## BEGIN Dataset excerpts

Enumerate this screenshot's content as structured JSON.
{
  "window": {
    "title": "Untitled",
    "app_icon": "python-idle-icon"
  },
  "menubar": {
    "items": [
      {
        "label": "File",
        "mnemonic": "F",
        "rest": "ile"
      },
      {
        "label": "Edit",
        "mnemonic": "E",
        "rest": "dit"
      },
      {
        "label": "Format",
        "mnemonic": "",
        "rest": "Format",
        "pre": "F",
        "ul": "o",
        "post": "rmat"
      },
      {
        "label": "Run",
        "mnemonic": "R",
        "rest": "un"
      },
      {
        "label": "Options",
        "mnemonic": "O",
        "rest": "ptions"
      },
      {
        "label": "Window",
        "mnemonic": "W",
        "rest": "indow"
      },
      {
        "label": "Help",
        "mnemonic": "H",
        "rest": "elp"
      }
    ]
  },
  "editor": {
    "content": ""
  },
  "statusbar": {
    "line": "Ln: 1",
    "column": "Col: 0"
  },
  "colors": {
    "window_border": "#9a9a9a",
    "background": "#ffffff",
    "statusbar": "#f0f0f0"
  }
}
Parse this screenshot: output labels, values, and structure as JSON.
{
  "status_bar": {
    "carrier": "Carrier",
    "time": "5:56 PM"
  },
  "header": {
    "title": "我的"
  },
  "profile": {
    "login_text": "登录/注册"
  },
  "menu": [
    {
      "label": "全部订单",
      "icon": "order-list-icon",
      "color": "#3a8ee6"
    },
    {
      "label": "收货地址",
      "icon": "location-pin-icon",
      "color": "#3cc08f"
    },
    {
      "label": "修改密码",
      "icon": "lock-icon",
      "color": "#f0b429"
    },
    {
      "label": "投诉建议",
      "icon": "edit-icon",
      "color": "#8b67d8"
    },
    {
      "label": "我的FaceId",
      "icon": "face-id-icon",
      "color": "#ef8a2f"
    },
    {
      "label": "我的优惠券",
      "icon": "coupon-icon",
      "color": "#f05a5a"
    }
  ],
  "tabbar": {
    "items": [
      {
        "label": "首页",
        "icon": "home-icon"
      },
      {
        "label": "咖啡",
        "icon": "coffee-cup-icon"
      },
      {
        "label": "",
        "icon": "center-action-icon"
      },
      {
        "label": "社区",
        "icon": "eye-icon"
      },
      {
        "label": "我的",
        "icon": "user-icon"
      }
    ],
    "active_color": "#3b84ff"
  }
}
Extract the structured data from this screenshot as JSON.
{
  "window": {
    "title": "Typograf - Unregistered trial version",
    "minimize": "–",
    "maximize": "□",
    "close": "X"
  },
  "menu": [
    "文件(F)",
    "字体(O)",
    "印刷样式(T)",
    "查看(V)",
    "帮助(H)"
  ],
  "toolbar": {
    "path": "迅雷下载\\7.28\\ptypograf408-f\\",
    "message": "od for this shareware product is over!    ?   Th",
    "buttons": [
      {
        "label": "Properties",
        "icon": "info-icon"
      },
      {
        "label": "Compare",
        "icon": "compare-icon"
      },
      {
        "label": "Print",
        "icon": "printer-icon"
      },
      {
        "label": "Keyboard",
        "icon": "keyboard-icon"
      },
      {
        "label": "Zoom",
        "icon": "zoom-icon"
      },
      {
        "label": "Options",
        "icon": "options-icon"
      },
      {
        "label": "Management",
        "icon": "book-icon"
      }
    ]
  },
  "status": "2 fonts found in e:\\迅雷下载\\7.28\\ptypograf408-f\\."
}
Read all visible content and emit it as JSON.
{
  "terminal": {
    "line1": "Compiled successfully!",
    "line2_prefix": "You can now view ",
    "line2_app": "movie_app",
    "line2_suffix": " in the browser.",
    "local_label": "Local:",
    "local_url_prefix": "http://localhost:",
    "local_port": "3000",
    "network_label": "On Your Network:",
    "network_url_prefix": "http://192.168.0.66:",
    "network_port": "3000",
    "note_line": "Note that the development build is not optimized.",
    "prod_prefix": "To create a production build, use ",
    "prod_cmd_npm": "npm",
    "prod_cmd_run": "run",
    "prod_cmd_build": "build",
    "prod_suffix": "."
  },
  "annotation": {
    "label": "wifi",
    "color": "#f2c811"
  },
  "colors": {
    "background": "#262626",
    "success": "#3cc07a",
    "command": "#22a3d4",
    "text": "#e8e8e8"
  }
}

## END Dataset excerpts

▶ Exercise details
Exactly as written, please output every entry.

▶ Complete response
Enumerate this screenshot's content as structured JSON.
{
  "window": {
    "title": "Untitled",
    "app_icon": "python-idle-icon"
  },
  "menubar": {
    "items": [
      {
        "label": "File",
        "mnemonic": "F",
        "rest": "ile"
      },
      {
        "label": "Edit",
        "mnemonic": "E",
        "rest": "dit"
      },
      {
        "label": "Format",
        "mnemonic": "",
        "rest": "Format",
        "pre": "F",
        "ul": "o",
        "post": "rmat"
      },
      {
        "label": "Run",
        "mnemonic": "R",
        "rest": "un"
      },
      {
        "label": "Options",
        "mnemonic": "O",
        "rest": "ptions"
      },
      {
        "label": "Window",
        "mnemonic": "W",
        "rest": "indow"
      },
      {
        "label": "Help",
        "mnemonic": "H",
        "rest": "elp"
      }
    ]
  },
  "editor": {
    "content": ""
  },
  "statusbar": {
    "line": "Ln: 1",
    "column": "Col: 0"
  },
  "colors": {
    "window_border": "#9a9a9a",
    "background": "#ffffff",
    "statusbar": "#f0f0f0"
  }
}
Parse this screenshot: output labels, values, and structure as JSON.
{
  "status_bar": {
    "carrier": "Carrier",
    "time": "5:56 PM"
  },
  "header": {
    "title": "我的"
  },
  "profile": {
    "login_text": "登录/注册"
  },
  "menu": [
    {
      "label": "全部订单",
      "icon": "order-list-icon",
      "color": "#3a8ee6"
    },
    {
      "label": "收货地址",
      "icon": "location-pin-icon",
      "color": "#3cc08f"
    },
    {
      "label": "修改密码",
      "icon": "lock-icon",
      "color": "#f0b429"
    },
    {
      "label": "投诉建议",
      "icon": "edit-icon",
      "color": "#8b67d8"
    },
    {
      "label": "我的FaceId",
      "icon": "face-id-icon",
      "color": "#ef8a2f"
    },
    {
      "label": "我的优惠券",
      "icon": "coupon-icon",
      "color": "#f05a5a"
    }
  ],
  "tabbar": {
    "items": [
      {
        "label": "首页",
        "icon": "home-icon"
      },
      {
        "label": "咖啡",
        "icon": "coffee-cup-icon"
      },
      {
        "label": "",
        "icon": "center-action-icon"
      },
      {
        "label": "社区",
        "icon": "eye-icon"
      },
      {
        "label": "我的",
        "icon": "user-icon"
      }
    ],
    "active_color": "#3b84ff"
  }
}
Extract the structured data from this screenshot as JSON.
{
  "window": {
    "title": "Typograf - Unregistered trial version",
    "minimize": "–",
    "maximize": "□",
    "close": "X"
  },
  "menu": [
    "文件(F)",
    "字体(O)",
    "印刷样式(T)",
    "查看(V)",
    "帮助(H)"
  ],
  "toolbar": {
    "path": "迅雷下载\\7.28\\ptypograf408-f\\",
    "message": "od for this shareware product is over!    ?   Th",
    "buttons": [
      {
        "label": "Properties",
        "icon": "info-icon"
      },
      {
        "label": "Compare",
        "icon": "compare-icon"
      },
      {
        "label": "Print",
        "icon": "printer-icon"
      },
      {
        "label": "Keyboard",
        "icon": "keyboard-icon"
      },
      {
        "label": "Zoom",
        "icon": "zoom-icon"
      },
      {
        "label": "Options",
        "icon": "options-icon"
      },
      {
        "label": "Management",
        "icon": "book-icon"
      }
    ]
  },
  "status": "2 fonts found in e:\\迅雷下载\\7.28\\ptypograf408-f\\."
}
Read all visible content and emit it as JSON.
{
  "terminal": {
    "line1": "Compiled successfully!",
    "line2_prefix": "You can now view ",
    "line2_app": "movie_app",
    "line2_suffix": " in the browser.",
    "local_label": "Local:",
    "local_url_prefix": "http://localhost:",
    "local_port": "3000",
    "network_label": "On Your Network:",
    "network_url_prefix": "http://192.168.0.66:",
    "network_port": "3000",
    "note_line": "Note that the development build is not optimized.",
    "prod_prefix": "To create a production build, use ",
    "prod_cmd_npm": "npm",
    "prod_cmd_run": "run",
    "prod_cmd_build": "build",
    "prod_suffix": "."
  },
  "annotation": {
    "label": "wifi",
    "color": "#f2c811"
  },
  "colors": {
    "background": "#262626",
    "success": "#3cc07a",
    "command": "#22a3d4",
    "text": "#e8e8e8"
  }
}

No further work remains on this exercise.